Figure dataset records
+--

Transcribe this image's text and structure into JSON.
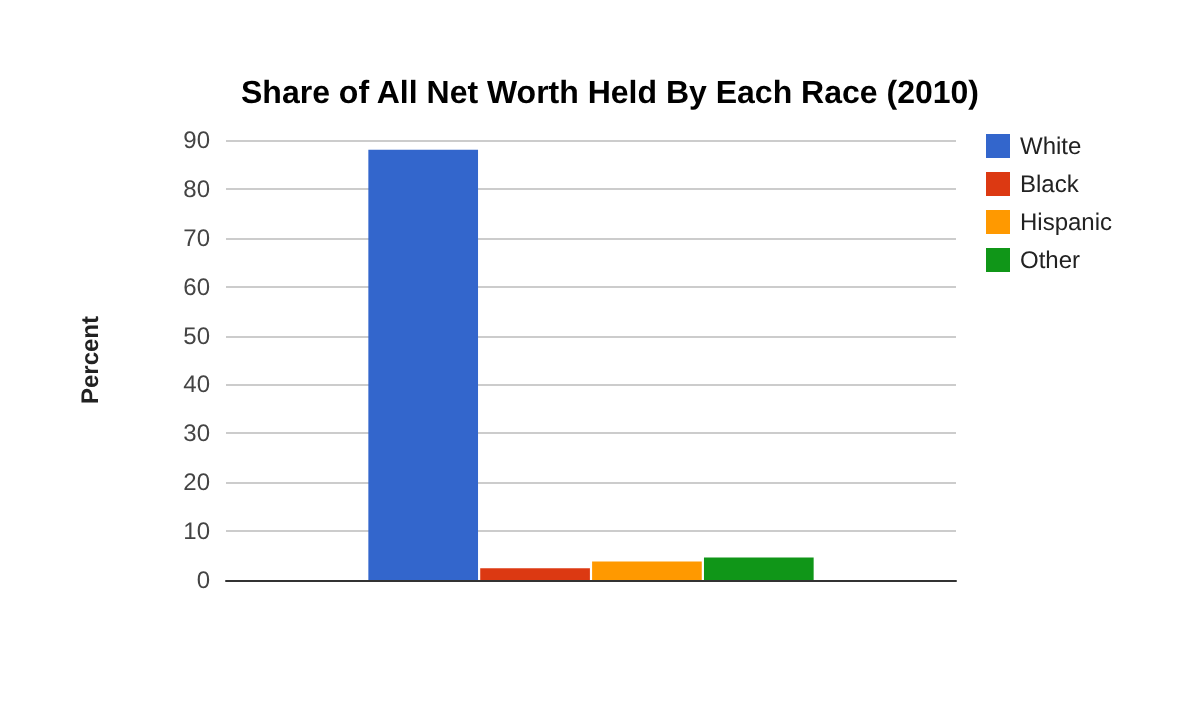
{
  "chart_data": {
    "type": "bar",
    "title": "Share of All Net Worth Held By Each Race (2010)",
    "ylabel": "Percent",
    "categories": [
      null
    ],
    "series": [
      {
        "name": "White",
        "color": "#3366cc",
        "values": [
          88.0
        ]
      },
      {
        "name": "Black",
        "color": "#dc3912",
        "values": [
          2.4
        ]
      },
      {
        "name": "Hispanic",
        "color": "#ff9900",
        "values": [
          3.8
        ]
      },
      {
        "name": "Other",
        "color": "#109618",
        "values": [
          4.6
        ]
      }
    ],
    "ylim": [
      0,
      90
    ],
    "yticks": [
      0,
      10,
      20,
      30,
      40,
      50,
      60,
      70,
      80,
      90
    ],
    "grid": "y",
    "legend": "right"
  }
}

+--

THE PROBLEM:
Pick out each line containing the string "color" and copy it.

FINISHED ANSWER:
        "color": "#3366cc",
        "color": "#dc3912",
        "color": "#ff9900",
        "color": "#109618",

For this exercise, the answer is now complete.